* **Dataset records**:
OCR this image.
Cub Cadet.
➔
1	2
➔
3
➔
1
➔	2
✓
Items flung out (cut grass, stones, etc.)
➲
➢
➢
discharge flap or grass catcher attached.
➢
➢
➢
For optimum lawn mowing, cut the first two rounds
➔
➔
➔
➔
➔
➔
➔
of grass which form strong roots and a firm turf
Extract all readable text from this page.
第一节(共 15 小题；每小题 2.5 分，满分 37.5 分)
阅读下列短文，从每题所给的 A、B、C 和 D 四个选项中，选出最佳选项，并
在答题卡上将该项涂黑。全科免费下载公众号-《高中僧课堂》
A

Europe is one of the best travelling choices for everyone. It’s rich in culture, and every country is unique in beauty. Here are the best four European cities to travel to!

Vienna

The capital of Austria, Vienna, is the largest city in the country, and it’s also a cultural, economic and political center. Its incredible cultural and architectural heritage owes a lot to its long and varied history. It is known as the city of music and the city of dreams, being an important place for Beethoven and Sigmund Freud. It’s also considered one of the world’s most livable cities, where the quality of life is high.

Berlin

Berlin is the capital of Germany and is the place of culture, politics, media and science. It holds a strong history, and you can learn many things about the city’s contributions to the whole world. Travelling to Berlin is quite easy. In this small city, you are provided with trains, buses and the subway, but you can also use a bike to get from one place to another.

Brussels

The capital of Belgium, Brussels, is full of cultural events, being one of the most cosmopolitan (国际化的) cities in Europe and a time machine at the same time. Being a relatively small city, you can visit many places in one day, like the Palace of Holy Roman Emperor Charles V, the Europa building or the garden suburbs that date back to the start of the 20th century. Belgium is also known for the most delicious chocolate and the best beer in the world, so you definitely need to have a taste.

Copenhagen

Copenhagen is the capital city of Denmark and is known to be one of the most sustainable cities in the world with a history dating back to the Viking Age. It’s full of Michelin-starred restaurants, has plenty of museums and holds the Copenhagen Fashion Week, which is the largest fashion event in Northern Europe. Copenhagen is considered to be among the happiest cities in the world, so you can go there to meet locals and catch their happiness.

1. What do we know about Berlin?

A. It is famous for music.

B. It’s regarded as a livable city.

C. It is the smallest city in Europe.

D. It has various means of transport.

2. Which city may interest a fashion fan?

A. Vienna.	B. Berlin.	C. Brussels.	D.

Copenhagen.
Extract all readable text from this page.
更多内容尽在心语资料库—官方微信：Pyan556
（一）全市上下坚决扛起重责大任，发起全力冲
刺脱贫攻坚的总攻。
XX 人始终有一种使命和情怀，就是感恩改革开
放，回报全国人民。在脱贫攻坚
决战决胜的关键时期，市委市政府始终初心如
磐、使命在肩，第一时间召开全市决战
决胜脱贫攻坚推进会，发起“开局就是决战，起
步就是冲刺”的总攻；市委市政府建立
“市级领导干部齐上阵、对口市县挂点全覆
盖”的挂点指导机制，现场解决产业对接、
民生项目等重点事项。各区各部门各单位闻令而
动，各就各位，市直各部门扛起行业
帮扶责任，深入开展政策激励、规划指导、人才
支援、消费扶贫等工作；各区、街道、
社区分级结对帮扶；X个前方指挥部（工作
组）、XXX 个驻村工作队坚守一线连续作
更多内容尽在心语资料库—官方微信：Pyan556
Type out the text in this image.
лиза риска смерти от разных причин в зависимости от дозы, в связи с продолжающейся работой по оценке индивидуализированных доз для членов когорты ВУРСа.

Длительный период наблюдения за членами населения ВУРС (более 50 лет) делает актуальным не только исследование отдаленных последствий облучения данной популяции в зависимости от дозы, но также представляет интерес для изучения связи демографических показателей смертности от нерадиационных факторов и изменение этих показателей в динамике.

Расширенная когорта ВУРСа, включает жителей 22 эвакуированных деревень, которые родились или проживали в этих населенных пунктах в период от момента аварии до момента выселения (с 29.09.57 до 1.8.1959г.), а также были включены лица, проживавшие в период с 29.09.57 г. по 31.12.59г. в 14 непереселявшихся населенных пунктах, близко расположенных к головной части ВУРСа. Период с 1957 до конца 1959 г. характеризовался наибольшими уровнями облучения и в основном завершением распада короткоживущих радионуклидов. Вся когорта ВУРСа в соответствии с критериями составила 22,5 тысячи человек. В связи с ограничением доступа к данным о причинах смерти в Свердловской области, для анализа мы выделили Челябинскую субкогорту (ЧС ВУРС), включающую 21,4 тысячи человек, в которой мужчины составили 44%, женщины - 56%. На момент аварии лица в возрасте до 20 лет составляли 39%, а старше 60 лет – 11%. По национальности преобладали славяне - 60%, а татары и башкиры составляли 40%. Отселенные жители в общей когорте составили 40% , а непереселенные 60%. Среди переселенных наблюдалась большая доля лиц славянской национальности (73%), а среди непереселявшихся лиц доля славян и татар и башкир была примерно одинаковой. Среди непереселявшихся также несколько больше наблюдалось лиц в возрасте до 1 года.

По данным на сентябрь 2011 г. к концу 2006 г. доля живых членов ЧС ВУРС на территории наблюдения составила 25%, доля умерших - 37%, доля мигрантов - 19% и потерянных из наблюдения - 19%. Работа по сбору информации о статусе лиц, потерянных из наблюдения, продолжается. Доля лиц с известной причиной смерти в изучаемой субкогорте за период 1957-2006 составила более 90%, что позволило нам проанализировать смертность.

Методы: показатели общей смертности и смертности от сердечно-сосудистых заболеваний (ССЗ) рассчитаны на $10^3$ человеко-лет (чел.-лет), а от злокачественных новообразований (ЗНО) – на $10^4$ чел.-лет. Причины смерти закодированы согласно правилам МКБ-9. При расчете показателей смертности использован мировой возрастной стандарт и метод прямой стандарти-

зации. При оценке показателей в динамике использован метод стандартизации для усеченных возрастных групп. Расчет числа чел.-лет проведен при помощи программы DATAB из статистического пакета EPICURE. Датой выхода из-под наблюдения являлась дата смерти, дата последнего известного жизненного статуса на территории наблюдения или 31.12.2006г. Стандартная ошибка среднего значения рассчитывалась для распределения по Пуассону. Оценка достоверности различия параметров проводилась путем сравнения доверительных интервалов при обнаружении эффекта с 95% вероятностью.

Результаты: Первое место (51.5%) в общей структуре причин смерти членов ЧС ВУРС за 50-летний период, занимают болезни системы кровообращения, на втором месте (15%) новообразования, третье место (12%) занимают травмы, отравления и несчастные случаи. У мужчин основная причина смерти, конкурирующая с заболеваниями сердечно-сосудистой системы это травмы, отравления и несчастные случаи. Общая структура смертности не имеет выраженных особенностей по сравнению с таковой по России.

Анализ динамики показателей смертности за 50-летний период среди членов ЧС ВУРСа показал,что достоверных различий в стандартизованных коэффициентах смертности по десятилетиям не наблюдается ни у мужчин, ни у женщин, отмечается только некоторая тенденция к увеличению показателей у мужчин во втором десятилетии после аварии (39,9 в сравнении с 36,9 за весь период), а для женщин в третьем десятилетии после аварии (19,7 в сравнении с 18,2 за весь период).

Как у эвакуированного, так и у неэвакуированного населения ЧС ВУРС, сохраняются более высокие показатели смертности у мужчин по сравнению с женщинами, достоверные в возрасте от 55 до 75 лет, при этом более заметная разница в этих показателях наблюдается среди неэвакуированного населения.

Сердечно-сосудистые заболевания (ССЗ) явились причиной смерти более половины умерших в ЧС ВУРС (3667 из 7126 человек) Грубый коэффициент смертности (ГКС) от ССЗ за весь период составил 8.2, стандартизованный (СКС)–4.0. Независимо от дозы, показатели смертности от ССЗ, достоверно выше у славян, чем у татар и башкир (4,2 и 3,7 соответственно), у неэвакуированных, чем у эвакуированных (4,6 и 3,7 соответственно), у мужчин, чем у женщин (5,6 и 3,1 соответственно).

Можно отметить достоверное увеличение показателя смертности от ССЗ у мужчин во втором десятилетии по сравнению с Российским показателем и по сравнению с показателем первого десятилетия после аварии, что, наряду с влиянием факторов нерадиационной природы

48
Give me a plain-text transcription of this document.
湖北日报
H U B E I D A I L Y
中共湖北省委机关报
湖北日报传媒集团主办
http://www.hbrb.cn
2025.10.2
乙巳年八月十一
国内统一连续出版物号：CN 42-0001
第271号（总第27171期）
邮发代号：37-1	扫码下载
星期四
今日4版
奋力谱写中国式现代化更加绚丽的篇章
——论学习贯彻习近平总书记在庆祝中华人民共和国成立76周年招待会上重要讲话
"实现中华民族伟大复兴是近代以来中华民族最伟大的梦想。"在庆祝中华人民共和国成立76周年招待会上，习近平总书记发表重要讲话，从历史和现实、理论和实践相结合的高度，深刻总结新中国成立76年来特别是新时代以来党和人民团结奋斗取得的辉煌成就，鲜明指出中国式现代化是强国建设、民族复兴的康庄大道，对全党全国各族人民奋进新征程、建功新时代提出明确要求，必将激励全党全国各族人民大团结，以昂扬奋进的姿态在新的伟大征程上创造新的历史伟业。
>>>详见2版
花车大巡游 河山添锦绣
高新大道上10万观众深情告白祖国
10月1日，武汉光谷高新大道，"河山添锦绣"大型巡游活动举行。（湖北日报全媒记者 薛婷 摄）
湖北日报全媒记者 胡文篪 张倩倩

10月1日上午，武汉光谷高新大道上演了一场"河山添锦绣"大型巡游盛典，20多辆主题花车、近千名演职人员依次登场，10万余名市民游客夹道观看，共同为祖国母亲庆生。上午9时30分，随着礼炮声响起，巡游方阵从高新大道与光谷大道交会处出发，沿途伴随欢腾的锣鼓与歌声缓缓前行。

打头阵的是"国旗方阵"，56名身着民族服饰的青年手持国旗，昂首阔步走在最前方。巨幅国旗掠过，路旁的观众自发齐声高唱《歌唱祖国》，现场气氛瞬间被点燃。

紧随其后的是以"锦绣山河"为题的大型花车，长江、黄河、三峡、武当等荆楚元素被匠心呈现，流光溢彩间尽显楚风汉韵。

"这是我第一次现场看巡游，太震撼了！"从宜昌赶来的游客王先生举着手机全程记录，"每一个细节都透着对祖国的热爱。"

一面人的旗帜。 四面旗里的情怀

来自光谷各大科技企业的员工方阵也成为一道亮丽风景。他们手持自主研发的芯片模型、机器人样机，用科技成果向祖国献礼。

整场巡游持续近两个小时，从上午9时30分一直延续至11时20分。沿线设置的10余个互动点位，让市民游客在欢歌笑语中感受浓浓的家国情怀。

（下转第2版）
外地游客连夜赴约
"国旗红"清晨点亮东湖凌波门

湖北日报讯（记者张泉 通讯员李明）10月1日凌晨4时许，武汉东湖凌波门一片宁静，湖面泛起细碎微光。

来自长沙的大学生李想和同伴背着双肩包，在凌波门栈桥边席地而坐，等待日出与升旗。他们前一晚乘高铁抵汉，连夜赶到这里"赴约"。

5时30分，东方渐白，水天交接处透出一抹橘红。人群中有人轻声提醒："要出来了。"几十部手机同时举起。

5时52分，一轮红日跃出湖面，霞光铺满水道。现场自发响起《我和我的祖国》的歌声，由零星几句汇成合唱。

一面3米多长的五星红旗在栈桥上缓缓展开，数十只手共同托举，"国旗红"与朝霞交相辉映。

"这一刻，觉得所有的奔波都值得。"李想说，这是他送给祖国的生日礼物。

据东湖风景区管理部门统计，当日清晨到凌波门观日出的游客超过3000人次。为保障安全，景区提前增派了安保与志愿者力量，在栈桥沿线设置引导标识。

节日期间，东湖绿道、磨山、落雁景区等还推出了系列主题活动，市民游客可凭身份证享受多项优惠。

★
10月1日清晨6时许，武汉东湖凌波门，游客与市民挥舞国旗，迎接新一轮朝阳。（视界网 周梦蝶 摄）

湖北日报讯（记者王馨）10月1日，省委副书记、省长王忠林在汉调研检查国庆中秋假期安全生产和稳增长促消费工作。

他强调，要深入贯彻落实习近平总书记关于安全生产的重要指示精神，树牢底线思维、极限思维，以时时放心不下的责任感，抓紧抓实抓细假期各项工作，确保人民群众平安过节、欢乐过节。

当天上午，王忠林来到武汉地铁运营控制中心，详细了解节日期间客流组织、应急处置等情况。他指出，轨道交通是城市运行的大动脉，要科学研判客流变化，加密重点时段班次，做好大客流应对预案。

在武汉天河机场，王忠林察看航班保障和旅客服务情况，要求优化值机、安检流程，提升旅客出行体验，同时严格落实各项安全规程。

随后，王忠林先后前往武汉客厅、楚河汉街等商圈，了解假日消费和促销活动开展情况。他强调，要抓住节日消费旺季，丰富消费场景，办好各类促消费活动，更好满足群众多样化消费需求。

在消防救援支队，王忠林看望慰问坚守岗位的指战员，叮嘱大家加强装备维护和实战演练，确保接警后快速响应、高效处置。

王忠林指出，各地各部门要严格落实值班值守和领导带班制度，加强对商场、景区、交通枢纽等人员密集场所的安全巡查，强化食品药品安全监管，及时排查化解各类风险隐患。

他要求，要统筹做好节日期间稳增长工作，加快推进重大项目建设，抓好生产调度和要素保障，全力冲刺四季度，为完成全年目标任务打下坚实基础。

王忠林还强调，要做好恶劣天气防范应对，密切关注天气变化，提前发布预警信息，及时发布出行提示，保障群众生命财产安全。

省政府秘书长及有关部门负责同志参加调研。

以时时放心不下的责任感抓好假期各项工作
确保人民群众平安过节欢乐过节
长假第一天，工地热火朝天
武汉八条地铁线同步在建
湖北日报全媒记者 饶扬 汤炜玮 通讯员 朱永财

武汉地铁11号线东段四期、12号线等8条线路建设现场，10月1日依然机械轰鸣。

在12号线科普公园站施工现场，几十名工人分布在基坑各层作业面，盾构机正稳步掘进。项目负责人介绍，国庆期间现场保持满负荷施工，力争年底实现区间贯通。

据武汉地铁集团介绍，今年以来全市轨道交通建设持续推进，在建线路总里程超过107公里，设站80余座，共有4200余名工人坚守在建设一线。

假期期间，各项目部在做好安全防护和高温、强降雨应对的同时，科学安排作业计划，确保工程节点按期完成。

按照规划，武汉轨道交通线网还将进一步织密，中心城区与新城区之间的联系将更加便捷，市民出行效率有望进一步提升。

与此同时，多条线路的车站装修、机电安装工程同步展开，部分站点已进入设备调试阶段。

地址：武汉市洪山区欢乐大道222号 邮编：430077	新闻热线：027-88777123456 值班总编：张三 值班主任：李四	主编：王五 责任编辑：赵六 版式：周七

* **Exercise requirements**:
Isolate the lines that hold the word "music" and copy all of them.

* **Full answer**:
The capital of Austria, Vienna, is the largest city in the country, and it’s also a cultural, economic and political center. Its incredible cultural and architectural heritage owes a lot to its long and varied history. It is known as the city of music and the city of dreams, being an important place for Beethoven and Sigmund Freud. It’s also considered one of the world’s most livable cities, where the quality of life is high.
A. It is famous for music.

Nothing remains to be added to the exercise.